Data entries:
-------------------------
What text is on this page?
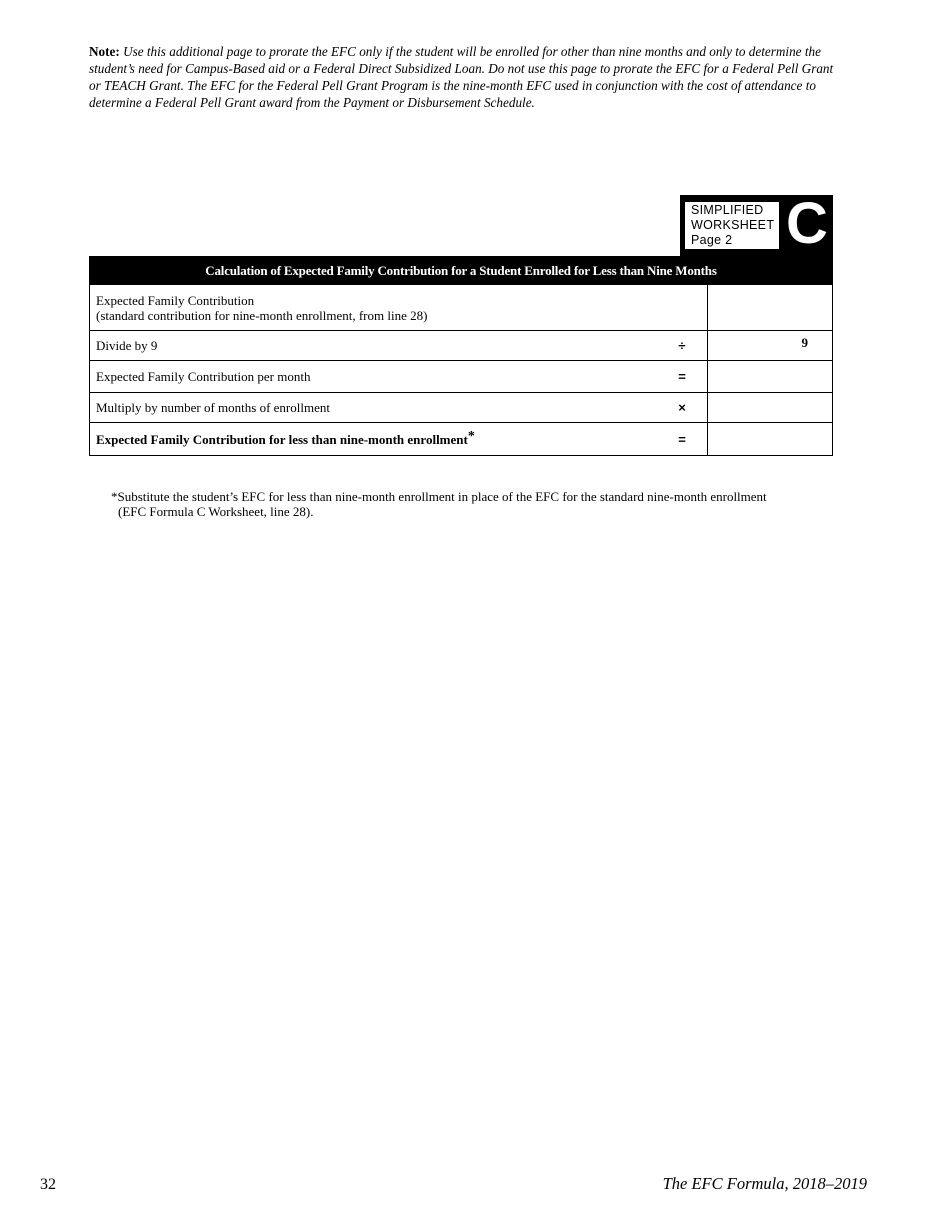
Note: Use this additional page to prorate the EFC only if the student will be enrolled for other than nine months and only to determine the student’s need for Campus-Based aid or a Federal Direct Subsidized Loan. Do not use this page to prorate the EFC for a Federal Pell Grant or TEACH Grant. The EFC for the Federal Pell Grant Program is the nine-month EFC used in conjunction with the cost of attendance to determine a Federal Pell Grant award from the Payment or Disbursement Schedule.
SIMPLIFIED
WORKSHEET
Page 2 C
Calculation of Expected Family Contribution for a Student Enrolled for Less than Nine Months		

Expected Family Contribution
(standard contribution for nine-month enrollment, from line 28)		

Divide by 9	÷	9
Expected Family Contribution per month	=	
Multiply by number of months of enrollment	×	
Expected Family Contribution for less than nine-month enrollment*	=	
*Substitute the student’s EFC for less than nine-month enrollment in place of the EFC for the standard nine-month enrollment
(EFC Formula C Worksheet, line 28).
32	The EFC Formula, 2018–2019
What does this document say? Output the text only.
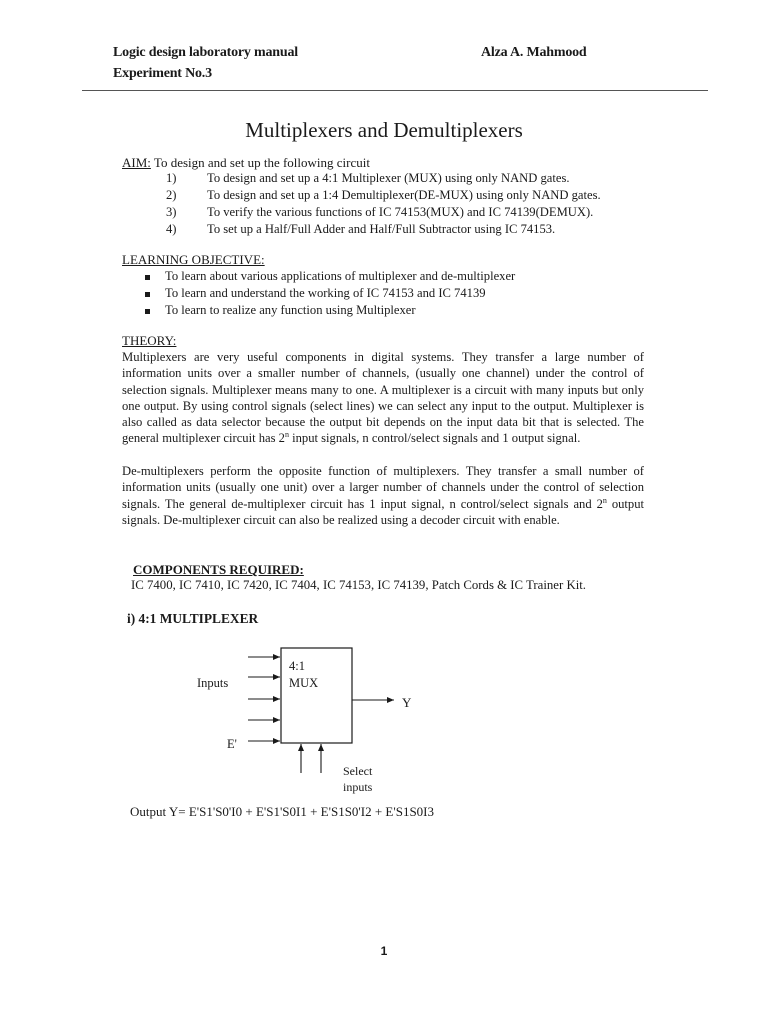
Logic design laboratory manual
Experiment No.3
Alza A. Mahmood
Multiplexers and Demultiplexers
AIM: To design and set up the following circuit
1)	To design and set up a 4:1 Multiplexer (MUX) using only NAND gates.
2)	To design and set up a 1:4 Demultiplexer(DE-MUX) using only NAND gates.
3)	To verify the various functions of IC 74153(MUX) and IC 74139(DEMUX).
4)	To set up a Half/Full Adder and Half/Full Subtractor using IC 74153.
LEARNING OBJECTIVE:
To learn about various applications of multiplexer and de-multiplexer
To learn and understand the working of IC 74153 and IC 74139
To learn to realize any function using Multiplexer
THEORY:
Multiplexers are very useful components in digital systems. They transfer a large number of information units over a smaller number of channels, (usually one channel) under the control of selection signals. Multiplexer means many to one. A multiplexer is a circuit with many inputs but only one output. By using control signals (select lines) we can select any input to the output. Multiplexer is also called as data selector because the output bit depends on the input data bit that is selected. The general multiplexer circuit has 2$^n$ input signals, n control/select signals and 1 output signal.
De-multiplexers perform the opposite function of multiplexers. They transfer a small number of information units (usually one unit) over a larger number of channels under the control of selection signals. The general de-multiplexer circuit has 1 input signal, n control/select signals and 2$^n$ output signals. De-multiplexer circuit can also be realized using a decoder circuit with enable.
COMPONENTS REQUIRED:
IC 7400, IC 7410, IC 7420, IC 7404, IC 74153, IC 74139, Patch Cords & IC Trainer Kit.
i) 4:1 MULTIPLEXER
4:1
MUX
Inputs
Y
E'
Select
inputs
Output Y= E'S1'S0'I0 + E'S1'S0I1 + E'S1S0'I2 + E'S1S0I3
1
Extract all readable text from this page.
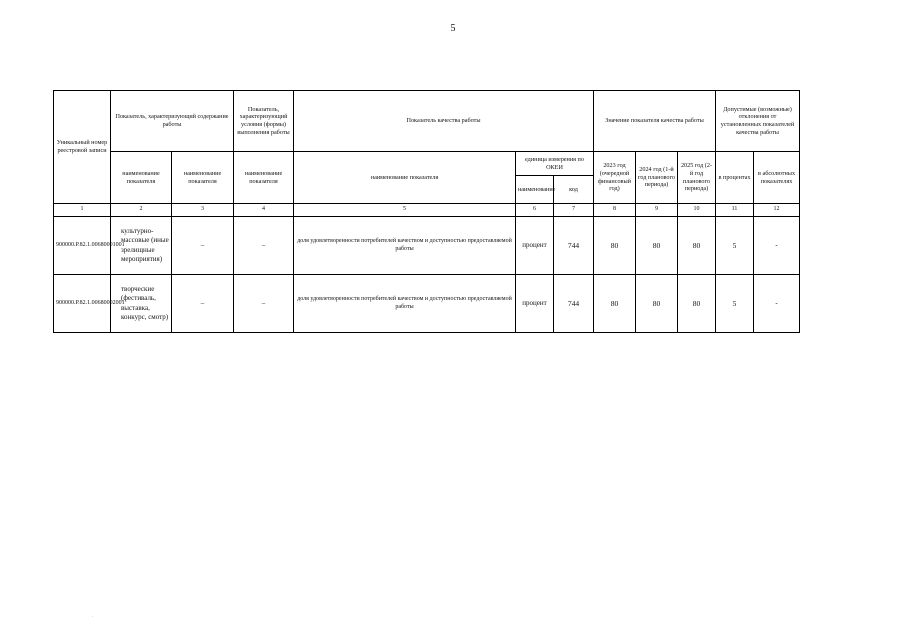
5
Уникальный номер реестровой записи	Показатель, характеризующий содержание работы		Показатель, характеризующий условия (формы) выполнения работы	Показатель качества работы			Значение показателя качества работы			Допустимые (возможные) отклонения от установленных показателей качества работы	
	наименование показателя	наименование показателя	наименование показателя	наименование показателя	единица измерения по ОКЕИ		2023 год (очередной финансовый год)	2024 год (1-й год планового периода)	2025 год (2-й год планового периода)	в процентах	в абсолютных показателях
					наименование	код					
1	2	3	4	5	6	7	8	9	10	11	12
900000.Р.82.1.00680001001	культурно-массовые (иные зрелищные мероприятия)	–	–	доля удовлетворенности потребителей качеством и доступностью предоставляемой работы	процент	744	80	80	80	5	-
900000.Р.82.1.00680002001	творческие (фестиваль, выставка, конкурс, смотр)	–	–	доля удовлетворенности потребителей качеством и доступностью предоставляемой работы	процент	744	80	80	80	5	-
.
-------------------------
Work to be completed: Every line from the one containing "Extract all readable text from this page." through the end of the data above should be copied exactly; nothing else is copied, and pictures are omitted.

Written reply:
Extract all readable text from this page.
5
Уникальный номер реестровой записи	Показатель, характеризующий содержание работы		Показатель, характеризующий условия (формы) выполнения работы	Показатель качества работы			Значение показателя качества работы			Допустимые (возможные) отклонения от установленных показателей качества работы	
	наименование показателя	наименование показателя	наименование показателя	наименование показателя	единица измерения по ОКЕИ		2023 год (очередной финансовый год)	2024 год (1-й год планового периода)	2025 год (2-й год планового периода)	в процентах	в абсолютных показателях
					наименование	код					
1	2	3	4	5	6	7	8	9	10	11	12
900000.Р.82.1.00680001001	культурно-массовые (иные зрелищные мероприятия)	–	–	доля удовлетворенности потребителей качеством и доступностью предоставляемой работы	процент	744	80	80	80	5	-
900000.Р.82.1.00680002001	творческие (фестиваль, выставка, конкурс, смотр)	–	–	доля удовлетворенности потребителей качеством и доступностью предоставляемой работы	процент	744	80	80	80	5	-
.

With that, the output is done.